Given problem: The records are to be restated in their entirety, word for word.

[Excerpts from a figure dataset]
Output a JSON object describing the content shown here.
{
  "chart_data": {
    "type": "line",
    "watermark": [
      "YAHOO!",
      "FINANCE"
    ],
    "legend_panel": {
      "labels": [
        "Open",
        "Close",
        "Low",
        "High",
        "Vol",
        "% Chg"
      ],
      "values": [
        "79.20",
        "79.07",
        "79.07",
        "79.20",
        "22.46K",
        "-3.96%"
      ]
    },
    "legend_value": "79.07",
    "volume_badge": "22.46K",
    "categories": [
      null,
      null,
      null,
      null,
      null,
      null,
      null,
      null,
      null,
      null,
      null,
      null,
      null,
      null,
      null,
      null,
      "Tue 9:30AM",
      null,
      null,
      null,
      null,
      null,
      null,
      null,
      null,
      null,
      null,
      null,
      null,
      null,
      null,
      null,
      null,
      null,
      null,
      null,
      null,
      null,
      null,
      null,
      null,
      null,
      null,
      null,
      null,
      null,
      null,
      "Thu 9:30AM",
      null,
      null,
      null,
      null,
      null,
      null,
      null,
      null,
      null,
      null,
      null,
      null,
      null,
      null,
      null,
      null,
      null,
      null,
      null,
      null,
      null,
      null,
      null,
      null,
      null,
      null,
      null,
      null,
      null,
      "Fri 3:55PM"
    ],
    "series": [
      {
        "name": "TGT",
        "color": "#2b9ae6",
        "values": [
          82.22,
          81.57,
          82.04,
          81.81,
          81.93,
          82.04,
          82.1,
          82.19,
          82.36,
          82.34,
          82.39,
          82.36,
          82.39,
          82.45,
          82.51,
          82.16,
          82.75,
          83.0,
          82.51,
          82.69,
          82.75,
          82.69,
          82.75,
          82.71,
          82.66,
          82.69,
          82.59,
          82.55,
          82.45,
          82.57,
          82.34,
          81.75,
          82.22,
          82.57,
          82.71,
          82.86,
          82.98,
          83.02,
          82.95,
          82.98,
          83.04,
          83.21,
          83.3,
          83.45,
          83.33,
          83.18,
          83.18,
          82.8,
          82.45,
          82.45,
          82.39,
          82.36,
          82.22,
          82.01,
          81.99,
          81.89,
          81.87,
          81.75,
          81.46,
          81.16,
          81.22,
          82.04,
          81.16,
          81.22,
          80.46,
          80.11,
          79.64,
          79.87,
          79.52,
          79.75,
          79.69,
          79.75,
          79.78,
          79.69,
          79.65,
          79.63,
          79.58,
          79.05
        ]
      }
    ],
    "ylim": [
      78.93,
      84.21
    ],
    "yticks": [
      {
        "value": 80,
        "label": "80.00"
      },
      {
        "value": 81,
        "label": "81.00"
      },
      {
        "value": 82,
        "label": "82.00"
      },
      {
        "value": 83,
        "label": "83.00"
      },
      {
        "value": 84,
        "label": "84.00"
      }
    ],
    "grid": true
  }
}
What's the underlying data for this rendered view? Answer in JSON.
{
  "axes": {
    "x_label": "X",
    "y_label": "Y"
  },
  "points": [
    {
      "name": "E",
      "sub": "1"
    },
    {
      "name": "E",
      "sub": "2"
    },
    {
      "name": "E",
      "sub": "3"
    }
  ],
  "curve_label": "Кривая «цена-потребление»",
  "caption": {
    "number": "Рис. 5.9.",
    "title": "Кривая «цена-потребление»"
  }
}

Completed exercise:
Output a JSON object describing the content shown here.
{
  "chart_data": {
    "type": "line",
    "watermark": [
      "YAHOO!",
      "FINANCE"
    ],
    "legend_panel": {
      "labels": [
        "Open",
        "Close",
        "Low",
        "High",
        "Vol",
        "% Chg"
      ],
      "values": [
        "79.20",
        "79.07",
        "79.07",
        "79.20",
        "22.46K",
        "-3.96%"
      ]
    },
    "legend_value": "79.07",
    "volume_badge": "22.46K",
    "categories": [
      null,
      null,
      null,
      null,
      null,
      null,
      null,
      null,
      null,
      null,
      null,
      null,
      null,
      null,
      null,
      null,
      "Tue 9:30AM",
      null,
      null,
      null,
      null,
      null,
      null,
      null,
      null,
      null,
      null,
      null,
      null,
      null,
      null,
      null,
      null,
      null,
      null,
      null,
      null,
      null,
      null,
      null,
      null,
      null,
      null,
      null,
      null,
      null,
      null,
      "Thu 9:30AM",
      null,
      null,
      null,
      null,
      null,
      null,
      null,
      null,
      null,
      null,
      null,
      null,
      null,
      null,
      null,
      null,
      null,
      null,
      null,
      null,
      null,
      null,
      null,
      null,
      null,
      null,
      null,
      null,
      null,
      "Fri 3:55PM"
    ],
    "series": [
      {
        "name": "TGT",
        "color": "#2b9ae6",
        "values": [
          82.22,
          81.57,
          82.04,
          81.81,
          81.93,
          82.04,
          82.1,
          82.19,
          82.36,
          82.34,
          82.39,
          82.36,
          82.39,
          82.45,
          82.51,
          82.16,
          82.75,
          83.0,
          82.51,
          82.69,
          82.75,
          82.69,
          82.75,
          82.71,
          82.66,
          82.69,
          82.59,
          82.55,
          82.45,
          82.57,
          82.34,
          81.75,
          82.22,
          82.57,
          82.71,
          82.86,
          82.98,
          83.02,
          82.95,
          82.98,
          83.04,
          83.21,
          83.3,
          83.45,
          83.33,
          83.18,
          83.18,
          82.8,
          82.45,
          82.45,
          82.39,
          82.36,
          82.22,
          82.01,
          81.99,
          81.89,
          81.87,
          81.75,
          81.46,
          81.16,
          81.22,
          82.04,
          81.16,
          81.22,
          80.46,
          80.11,
          79.64,
          79.87,
          79.52,
          79.75,
          79.69,
          79.75,
          79.78,
          79.69,
          79.65,
          79.63,
          79.58,
          79.05
        ]
      }
    ],
    "ylim": [
      78.93,
      84.21
    ],
    "yticks": [
      {
        "value": 80,
        "label": "80.00"
      },
      {
        "value": 81,
        "label": "81.00"
      },
      {
        "value": 82,
        "label": "82.00"
      },
      {
        "value": 83,
        "label": "83.00"
      },
      {
        "value": 84,
        "label": "84.00"
      }
    ],
    "grid": true
  }
}
What's the underlying data for this rendered view? Answer in JSON.
{
  "axes": {
    "x_label": "X",
    "y_label": "Y"
  },
  "points": [
    {
      "name": "E",
      "sub": "1"
    },
    {
      "name": "E",
      "sub": "2"
    },
    {
      "name": "E",
      "sub": "3"
    }
  ],
  "curve_label": "Кривая «цена-потребление»",
  "caption": {
    "number": "Рис. 5.9.",
    "title": "Кривая «цена-потребление»"
  }
}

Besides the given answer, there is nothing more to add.